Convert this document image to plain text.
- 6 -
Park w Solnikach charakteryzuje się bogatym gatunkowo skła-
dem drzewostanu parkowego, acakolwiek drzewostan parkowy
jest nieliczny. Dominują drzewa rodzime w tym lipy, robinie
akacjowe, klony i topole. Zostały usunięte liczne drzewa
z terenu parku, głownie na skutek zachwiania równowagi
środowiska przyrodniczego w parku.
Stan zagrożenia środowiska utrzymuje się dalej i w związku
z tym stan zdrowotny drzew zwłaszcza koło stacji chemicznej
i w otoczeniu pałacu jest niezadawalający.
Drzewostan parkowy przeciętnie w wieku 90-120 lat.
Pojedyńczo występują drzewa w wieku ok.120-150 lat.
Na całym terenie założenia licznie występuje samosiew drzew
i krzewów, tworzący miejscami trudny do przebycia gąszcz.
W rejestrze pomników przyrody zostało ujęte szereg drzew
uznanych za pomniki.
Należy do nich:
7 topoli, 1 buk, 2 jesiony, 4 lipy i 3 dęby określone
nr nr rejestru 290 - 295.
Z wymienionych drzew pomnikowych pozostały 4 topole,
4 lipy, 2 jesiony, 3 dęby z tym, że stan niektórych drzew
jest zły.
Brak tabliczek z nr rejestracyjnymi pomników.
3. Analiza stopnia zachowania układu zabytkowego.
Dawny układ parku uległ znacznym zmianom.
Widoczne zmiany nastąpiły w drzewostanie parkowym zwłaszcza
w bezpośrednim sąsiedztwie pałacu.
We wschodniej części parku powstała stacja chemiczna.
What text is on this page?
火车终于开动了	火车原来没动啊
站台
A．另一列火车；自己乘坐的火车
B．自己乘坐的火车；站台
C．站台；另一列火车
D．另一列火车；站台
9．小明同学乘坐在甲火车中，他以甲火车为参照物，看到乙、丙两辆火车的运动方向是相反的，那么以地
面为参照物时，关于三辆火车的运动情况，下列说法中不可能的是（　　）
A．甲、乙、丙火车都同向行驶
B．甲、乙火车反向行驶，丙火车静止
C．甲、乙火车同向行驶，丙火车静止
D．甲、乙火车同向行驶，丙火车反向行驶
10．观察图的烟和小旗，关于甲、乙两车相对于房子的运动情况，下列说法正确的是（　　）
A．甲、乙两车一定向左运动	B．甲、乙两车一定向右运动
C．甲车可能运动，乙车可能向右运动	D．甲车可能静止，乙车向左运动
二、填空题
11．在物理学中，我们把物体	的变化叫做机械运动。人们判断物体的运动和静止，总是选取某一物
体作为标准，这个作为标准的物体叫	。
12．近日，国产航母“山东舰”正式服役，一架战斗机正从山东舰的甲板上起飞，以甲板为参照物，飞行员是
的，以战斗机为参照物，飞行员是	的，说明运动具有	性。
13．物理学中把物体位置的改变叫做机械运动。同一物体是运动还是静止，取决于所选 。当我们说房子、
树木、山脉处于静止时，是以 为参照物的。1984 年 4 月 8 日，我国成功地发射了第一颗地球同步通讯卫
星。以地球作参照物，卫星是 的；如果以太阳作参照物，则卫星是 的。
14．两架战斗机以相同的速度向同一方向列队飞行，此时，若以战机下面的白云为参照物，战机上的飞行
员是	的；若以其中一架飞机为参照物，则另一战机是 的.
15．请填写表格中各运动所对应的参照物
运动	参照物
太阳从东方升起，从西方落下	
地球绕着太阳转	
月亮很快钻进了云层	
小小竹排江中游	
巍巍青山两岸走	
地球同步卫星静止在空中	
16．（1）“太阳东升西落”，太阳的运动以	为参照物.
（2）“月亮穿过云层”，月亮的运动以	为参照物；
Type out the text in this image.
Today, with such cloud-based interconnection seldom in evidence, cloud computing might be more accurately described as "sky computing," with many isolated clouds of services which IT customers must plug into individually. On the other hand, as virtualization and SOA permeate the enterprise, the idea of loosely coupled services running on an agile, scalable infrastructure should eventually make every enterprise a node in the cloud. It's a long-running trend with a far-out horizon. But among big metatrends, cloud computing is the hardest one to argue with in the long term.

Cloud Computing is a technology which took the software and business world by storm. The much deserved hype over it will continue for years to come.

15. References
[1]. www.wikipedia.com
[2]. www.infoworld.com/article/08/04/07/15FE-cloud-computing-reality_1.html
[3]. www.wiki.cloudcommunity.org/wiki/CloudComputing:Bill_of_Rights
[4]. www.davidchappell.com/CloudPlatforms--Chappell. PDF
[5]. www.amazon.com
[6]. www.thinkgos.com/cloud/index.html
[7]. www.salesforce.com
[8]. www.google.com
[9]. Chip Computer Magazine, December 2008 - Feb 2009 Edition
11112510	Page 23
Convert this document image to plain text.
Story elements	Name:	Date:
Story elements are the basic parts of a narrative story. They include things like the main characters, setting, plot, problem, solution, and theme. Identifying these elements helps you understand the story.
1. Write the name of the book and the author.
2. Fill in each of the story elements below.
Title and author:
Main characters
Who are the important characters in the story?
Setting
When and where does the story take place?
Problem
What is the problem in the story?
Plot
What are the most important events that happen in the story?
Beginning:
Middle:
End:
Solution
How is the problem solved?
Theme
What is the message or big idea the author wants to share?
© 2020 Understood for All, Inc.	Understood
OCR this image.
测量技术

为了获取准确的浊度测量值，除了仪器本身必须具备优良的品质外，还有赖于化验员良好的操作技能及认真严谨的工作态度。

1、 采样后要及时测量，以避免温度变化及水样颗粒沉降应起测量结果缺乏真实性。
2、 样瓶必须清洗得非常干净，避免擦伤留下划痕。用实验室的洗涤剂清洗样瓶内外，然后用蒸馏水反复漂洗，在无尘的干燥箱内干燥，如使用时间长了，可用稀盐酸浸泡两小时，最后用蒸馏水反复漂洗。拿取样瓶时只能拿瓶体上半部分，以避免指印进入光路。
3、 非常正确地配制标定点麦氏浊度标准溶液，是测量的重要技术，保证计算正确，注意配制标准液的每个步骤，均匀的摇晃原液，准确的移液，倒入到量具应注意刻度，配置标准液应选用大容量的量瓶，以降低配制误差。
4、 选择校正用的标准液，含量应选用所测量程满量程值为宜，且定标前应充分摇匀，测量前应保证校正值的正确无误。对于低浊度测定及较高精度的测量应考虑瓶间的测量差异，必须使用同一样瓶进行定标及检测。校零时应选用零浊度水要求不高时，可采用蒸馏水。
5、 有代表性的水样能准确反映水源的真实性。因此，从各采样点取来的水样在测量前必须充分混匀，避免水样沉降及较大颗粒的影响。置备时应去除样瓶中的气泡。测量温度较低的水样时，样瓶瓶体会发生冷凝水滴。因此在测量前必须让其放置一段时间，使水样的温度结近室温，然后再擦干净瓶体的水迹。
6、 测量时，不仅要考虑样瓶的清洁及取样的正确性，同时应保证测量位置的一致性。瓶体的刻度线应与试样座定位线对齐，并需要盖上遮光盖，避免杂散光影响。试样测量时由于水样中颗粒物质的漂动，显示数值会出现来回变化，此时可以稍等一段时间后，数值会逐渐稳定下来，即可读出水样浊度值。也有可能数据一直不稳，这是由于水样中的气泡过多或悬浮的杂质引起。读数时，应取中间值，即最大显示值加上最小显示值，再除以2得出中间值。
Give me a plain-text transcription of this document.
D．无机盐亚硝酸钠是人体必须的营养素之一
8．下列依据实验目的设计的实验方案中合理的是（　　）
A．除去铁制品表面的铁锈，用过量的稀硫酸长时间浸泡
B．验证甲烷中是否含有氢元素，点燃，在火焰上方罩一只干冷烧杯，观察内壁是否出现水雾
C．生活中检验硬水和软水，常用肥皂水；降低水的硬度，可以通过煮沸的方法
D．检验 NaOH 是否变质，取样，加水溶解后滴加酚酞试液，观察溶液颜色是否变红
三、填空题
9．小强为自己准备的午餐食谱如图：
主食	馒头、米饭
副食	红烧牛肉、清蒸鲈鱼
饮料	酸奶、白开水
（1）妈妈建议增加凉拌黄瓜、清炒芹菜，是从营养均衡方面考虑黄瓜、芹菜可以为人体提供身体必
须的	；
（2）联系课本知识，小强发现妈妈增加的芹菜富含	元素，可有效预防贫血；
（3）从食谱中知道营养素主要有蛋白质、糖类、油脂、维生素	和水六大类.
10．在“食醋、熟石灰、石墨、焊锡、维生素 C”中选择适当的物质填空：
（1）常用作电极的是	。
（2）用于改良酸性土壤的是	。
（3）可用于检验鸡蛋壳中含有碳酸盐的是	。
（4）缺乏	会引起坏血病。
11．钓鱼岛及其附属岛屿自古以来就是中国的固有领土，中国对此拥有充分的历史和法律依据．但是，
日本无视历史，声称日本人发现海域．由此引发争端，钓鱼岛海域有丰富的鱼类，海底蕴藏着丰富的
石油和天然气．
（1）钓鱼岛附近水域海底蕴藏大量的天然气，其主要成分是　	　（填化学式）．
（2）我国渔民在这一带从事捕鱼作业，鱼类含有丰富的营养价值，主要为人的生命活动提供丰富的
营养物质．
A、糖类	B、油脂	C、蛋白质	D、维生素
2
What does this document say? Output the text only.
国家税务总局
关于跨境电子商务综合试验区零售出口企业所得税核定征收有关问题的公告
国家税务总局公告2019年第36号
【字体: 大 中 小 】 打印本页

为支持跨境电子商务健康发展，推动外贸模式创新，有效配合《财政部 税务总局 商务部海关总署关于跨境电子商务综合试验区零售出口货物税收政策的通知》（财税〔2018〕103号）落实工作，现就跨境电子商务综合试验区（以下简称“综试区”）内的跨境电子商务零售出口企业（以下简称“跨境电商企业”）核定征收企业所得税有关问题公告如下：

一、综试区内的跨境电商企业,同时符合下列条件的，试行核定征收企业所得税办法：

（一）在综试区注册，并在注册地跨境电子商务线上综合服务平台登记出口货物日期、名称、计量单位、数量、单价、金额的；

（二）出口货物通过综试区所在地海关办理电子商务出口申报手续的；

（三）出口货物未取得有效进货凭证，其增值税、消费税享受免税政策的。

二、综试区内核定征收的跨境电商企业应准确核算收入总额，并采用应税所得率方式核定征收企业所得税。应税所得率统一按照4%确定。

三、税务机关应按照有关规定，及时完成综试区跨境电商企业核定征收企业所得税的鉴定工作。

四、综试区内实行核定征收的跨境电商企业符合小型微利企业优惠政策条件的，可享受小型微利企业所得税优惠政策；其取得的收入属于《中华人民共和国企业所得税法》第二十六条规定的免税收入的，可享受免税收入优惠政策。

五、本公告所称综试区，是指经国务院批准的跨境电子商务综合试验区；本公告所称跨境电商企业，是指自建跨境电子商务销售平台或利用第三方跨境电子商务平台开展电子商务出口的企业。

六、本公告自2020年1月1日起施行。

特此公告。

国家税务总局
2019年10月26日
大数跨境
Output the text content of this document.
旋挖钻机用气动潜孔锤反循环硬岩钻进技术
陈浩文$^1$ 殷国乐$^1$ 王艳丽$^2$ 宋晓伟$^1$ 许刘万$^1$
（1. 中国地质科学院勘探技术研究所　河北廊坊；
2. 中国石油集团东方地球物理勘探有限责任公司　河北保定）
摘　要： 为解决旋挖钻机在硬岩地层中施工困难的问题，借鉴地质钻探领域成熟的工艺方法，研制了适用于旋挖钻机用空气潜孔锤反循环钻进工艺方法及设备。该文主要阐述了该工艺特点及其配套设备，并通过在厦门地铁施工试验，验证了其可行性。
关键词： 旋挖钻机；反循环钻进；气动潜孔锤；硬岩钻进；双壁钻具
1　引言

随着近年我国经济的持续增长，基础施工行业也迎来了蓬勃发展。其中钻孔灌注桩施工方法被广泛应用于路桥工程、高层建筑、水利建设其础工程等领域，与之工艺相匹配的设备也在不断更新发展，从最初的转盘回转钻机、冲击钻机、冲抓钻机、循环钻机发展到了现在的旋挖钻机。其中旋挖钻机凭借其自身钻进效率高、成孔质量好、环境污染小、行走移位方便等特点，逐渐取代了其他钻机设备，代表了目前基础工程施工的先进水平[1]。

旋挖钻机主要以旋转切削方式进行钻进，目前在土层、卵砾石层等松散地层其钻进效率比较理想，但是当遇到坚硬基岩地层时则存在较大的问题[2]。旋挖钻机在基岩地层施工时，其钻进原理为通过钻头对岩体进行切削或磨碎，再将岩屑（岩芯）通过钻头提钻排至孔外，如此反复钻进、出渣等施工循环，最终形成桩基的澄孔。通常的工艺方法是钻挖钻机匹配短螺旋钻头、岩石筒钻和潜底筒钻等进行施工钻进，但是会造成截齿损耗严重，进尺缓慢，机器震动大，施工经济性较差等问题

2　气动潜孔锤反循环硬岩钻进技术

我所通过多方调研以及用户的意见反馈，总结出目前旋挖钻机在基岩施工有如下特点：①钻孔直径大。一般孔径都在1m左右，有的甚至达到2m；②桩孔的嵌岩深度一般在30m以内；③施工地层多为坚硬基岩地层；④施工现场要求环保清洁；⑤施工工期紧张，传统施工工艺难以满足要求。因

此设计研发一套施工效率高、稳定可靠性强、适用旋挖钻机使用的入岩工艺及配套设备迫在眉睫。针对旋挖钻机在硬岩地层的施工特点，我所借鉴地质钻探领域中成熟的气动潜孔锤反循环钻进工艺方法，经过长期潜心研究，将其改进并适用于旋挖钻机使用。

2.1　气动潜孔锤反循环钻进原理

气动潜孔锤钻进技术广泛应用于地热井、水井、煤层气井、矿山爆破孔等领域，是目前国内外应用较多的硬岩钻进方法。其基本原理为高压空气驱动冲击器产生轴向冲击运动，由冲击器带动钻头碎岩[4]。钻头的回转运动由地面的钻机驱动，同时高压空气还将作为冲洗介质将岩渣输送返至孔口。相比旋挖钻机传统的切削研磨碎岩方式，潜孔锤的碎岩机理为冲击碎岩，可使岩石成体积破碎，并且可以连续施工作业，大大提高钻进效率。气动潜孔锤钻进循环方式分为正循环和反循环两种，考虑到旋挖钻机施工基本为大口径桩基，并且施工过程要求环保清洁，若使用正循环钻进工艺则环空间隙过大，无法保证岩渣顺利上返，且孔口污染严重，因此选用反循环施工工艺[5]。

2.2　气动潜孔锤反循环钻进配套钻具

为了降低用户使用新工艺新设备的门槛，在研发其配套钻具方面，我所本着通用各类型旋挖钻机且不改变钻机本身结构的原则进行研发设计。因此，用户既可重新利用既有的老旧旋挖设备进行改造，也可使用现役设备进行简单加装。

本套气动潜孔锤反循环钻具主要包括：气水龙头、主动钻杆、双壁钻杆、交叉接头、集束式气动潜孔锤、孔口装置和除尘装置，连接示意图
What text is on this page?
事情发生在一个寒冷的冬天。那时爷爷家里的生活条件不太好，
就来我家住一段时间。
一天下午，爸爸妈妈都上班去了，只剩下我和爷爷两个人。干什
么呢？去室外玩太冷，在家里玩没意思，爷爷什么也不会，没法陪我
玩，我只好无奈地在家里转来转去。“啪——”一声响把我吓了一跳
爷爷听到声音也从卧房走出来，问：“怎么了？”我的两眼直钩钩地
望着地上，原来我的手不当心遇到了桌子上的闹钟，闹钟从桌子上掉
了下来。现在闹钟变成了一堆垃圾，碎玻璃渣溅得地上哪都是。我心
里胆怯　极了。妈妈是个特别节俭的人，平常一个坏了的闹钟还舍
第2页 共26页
##############################
Problem to work on: Check each line above for the word "elements" and give the number of lines that have it, nothing else.

Exercise result: 3